*CHALLENGE*
Gather every line of the entries that includes the word "image".

Data listing
□ □ □ □ □ □ □
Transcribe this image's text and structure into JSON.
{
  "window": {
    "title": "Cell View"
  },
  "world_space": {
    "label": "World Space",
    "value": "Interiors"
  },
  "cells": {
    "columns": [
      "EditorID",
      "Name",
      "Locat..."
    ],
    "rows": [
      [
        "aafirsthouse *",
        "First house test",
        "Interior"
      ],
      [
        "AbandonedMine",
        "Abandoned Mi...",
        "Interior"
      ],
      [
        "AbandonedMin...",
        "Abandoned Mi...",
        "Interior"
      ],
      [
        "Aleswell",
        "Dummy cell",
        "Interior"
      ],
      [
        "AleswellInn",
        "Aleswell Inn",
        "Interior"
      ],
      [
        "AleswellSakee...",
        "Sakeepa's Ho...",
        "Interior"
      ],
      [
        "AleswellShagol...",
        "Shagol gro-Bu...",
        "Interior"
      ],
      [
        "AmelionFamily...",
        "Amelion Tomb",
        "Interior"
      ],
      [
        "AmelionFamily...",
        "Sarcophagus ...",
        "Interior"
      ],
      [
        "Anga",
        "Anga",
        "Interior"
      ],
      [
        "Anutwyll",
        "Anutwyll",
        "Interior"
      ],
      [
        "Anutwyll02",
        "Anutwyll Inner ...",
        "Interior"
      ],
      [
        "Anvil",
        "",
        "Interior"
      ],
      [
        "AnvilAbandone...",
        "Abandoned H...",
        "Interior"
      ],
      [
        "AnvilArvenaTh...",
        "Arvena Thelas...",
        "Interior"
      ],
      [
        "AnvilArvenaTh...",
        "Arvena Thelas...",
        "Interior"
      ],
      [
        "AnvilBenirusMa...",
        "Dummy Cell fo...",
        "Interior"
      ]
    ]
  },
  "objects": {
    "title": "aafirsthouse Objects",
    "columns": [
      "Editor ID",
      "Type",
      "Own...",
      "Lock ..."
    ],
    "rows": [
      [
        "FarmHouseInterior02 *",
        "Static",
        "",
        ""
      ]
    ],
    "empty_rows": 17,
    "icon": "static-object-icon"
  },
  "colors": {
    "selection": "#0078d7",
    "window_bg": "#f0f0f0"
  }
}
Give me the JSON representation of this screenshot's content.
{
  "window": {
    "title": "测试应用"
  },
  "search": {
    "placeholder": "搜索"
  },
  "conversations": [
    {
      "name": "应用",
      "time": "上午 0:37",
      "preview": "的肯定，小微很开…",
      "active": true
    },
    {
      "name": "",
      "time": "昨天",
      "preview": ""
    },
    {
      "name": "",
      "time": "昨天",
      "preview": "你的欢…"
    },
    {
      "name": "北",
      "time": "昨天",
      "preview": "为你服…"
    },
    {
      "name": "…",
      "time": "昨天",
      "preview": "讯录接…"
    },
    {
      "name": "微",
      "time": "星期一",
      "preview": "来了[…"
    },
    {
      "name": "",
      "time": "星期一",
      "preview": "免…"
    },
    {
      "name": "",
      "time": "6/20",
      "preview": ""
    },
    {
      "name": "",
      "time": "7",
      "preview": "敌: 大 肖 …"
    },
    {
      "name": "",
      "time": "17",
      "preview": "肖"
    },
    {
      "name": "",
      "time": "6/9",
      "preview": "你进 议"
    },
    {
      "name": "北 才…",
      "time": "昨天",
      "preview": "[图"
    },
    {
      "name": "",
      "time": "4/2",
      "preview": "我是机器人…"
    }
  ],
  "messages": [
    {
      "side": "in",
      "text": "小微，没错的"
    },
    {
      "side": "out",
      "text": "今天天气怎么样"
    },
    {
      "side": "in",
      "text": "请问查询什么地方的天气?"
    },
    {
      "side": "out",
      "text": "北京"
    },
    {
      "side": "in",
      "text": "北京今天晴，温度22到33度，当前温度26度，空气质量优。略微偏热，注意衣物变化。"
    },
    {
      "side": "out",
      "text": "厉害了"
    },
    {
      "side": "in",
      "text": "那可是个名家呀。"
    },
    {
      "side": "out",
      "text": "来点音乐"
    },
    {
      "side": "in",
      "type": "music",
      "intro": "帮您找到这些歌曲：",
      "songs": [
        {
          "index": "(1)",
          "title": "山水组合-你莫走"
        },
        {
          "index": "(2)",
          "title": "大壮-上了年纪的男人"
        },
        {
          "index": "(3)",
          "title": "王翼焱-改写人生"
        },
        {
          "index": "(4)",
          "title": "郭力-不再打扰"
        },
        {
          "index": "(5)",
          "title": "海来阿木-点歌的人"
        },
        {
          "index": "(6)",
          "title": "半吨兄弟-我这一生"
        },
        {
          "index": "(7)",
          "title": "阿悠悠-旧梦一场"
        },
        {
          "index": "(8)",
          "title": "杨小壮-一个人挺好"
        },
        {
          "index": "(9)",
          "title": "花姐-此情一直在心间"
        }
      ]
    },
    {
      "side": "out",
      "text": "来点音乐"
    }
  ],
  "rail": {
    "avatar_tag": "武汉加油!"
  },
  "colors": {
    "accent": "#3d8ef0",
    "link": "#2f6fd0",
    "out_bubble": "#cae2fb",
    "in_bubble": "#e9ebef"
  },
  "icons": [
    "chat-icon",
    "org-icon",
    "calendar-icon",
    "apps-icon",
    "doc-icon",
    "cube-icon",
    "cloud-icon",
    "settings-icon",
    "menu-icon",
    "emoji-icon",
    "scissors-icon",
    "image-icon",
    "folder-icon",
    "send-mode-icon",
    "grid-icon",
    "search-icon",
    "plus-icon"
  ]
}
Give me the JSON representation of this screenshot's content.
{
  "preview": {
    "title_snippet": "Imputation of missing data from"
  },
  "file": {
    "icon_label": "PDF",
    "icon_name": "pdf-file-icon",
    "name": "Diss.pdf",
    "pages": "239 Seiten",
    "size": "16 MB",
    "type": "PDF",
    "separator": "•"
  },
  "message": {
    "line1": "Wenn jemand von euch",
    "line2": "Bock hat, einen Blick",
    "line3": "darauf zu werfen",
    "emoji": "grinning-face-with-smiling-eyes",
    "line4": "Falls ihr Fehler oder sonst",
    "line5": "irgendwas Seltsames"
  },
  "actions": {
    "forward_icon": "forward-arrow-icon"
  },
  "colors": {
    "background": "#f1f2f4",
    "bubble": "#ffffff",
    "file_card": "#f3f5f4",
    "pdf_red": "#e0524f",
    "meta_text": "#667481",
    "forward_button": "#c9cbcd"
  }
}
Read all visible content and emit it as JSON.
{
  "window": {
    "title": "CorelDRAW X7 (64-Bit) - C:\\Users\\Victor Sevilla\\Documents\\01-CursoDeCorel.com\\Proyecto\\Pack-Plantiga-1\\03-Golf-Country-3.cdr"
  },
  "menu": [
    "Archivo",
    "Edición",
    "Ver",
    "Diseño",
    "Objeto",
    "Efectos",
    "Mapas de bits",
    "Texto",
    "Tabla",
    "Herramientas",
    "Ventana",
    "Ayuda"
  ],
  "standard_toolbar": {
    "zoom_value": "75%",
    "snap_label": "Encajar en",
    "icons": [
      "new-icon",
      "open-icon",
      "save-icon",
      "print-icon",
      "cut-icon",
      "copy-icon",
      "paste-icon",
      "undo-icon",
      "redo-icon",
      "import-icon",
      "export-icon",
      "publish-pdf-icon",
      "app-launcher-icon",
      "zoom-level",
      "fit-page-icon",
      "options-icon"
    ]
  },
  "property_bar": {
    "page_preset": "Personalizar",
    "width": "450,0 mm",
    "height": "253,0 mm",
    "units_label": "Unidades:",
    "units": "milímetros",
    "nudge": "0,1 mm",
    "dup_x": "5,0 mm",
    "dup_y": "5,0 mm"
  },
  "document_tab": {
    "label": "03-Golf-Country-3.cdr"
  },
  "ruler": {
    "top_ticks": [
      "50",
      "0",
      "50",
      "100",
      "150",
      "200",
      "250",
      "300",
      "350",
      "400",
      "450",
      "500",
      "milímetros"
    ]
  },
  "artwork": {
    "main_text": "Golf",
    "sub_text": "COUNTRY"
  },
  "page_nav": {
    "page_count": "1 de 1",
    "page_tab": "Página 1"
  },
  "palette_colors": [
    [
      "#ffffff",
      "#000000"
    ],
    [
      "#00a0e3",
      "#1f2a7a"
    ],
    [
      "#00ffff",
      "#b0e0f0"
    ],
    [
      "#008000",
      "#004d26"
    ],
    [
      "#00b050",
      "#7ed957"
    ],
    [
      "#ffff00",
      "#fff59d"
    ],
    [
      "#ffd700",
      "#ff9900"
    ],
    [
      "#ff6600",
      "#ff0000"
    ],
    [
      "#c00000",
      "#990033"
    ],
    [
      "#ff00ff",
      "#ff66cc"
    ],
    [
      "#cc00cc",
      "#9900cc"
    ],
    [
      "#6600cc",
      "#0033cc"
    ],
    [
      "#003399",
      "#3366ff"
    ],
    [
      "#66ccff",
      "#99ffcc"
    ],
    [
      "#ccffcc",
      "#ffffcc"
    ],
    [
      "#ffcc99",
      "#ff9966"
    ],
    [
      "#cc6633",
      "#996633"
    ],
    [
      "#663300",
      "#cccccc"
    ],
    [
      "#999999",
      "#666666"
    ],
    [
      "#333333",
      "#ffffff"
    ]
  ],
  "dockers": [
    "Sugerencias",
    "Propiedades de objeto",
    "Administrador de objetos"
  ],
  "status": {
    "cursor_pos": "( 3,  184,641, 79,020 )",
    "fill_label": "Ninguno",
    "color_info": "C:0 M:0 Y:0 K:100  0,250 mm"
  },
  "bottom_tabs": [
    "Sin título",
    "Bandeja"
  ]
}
□ □ □ □ □ □ □
*OUTPUT OF THE TASK*
Transcribe this image's text and structure into JSON.
    "image-icon",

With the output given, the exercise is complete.